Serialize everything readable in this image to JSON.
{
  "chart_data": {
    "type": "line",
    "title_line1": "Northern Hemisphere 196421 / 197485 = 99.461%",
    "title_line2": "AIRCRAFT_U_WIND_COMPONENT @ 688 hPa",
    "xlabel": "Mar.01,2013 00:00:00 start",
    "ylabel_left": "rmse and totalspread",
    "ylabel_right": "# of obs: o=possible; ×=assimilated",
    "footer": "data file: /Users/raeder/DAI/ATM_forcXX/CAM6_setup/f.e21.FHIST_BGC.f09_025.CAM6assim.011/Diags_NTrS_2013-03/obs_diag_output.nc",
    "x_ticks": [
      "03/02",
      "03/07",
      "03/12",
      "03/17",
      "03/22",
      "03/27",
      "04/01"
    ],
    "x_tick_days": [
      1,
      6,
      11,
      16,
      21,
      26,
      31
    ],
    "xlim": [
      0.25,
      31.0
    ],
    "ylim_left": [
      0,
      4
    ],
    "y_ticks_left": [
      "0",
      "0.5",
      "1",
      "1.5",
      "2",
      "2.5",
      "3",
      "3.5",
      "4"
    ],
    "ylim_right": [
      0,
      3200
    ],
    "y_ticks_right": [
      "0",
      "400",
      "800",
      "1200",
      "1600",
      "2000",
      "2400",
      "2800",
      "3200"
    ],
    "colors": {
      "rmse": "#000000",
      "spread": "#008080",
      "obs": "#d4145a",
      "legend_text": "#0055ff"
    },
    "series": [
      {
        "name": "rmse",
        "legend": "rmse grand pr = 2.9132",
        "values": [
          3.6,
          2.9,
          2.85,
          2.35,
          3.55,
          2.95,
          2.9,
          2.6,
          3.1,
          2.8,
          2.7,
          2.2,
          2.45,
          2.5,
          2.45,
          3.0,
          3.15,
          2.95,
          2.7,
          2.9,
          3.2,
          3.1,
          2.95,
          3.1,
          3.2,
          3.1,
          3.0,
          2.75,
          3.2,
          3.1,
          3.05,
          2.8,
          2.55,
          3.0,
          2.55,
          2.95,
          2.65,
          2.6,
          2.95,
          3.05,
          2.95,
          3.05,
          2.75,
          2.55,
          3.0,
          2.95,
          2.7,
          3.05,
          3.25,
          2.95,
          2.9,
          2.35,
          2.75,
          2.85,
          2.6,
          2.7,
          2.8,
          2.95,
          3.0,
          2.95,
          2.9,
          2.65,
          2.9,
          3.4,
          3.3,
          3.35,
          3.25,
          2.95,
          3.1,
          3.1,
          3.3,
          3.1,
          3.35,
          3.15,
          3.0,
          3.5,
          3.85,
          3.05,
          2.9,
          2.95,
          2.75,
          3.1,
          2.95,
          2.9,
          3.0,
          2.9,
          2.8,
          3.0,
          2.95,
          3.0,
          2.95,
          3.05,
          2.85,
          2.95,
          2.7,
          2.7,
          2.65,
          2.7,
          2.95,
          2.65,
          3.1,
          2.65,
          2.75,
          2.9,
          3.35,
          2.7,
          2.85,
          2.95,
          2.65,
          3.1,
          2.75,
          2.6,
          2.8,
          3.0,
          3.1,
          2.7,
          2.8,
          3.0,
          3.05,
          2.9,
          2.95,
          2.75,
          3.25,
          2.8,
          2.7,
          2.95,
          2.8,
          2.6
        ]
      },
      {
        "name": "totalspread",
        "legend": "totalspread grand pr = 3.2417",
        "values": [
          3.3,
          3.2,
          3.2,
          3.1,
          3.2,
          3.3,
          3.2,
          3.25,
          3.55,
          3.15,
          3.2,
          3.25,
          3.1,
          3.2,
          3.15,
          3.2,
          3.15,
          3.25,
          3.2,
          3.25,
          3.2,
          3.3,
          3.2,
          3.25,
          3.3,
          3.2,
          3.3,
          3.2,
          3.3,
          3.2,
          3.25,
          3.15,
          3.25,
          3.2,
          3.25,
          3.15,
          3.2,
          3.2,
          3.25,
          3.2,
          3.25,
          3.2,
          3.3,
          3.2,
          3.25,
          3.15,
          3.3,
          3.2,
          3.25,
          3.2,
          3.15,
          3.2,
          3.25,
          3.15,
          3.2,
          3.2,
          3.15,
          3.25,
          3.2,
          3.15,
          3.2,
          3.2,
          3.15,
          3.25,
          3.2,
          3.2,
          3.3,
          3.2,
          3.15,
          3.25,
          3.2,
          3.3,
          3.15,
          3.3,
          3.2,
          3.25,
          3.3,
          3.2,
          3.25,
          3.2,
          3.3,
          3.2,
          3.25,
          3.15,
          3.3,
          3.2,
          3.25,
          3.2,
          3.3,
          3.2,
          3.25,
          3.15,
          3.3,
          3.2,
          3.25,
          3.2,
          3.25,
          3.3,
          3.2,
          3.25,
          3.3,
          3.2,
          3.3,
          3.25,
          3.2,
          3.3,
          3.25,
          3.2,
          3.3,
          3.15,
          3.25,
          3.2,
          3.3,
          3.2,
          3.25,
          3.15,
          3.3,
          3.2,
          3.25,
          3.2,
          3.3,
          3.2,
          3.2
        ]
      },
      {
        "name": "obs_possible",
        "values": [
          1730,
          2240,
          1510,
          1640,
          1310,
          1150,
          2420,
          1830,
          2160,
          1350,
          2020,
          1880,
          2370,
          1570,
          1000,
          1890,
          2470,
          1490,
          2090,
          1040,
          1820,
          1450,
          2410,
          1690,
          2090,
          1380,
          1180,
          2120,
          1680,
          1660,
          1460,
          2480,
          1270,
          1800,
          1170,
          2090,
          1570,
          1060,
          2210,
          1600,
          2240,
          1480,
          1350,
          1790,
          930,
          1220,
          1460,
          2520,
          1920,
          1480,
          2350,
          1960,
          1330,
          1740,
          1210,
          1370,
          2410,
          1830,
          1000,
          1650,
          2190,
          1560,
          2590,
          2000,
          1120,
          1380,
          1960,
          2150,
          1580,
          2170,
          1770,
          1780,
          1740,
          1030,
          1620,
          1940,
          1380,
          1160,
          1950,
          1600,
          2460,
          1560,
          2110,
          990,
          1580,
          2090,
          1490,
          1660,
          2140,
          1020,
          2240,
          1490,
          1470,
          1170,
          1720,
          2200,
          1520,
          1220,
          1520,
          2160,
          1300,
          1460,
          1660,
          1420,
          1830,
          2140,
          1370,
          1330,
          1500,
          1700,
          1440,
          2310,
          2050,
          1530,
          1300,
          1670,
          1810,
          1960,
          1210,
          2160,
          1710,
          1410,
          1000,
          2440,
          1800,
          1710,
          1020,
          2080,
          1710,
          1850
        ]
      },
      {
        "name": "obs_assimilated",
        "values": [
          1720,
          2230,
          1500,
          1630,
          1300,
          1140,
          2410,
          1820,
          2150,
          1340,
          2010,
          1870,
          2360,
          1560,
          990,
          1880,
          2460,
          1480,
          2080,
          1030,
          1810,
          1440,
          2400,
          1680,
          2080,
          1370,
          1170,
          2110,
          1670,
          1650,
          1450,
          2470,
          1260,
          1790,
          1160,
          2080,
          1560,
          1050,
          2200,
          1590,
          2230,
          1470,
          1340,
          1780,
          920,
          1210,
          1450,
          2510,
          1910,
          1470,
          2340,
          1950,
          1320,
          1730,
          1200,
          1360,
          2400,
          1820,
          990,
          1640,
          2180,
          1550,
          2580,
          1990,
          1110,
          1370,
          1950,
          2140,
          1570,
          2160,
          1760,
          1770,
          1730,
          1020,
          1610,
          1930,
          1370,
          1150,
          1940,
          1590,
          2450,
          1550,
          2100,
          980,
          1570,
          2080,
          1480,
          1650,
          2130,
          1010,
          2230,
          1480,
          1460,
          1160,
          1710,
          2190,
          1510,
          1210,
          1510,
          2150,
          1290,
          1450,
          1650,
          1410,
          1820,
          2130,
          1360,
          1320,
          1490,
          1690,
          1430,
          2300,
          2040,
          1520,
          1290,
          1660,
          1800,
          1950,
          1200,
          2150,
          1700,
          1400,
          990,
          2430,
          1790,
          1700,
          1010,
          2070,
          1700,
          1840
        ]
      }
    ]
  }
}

_The task:_ The word "name" appears in how many lines of the data? Answer with only the number.

_Task solution:_ 4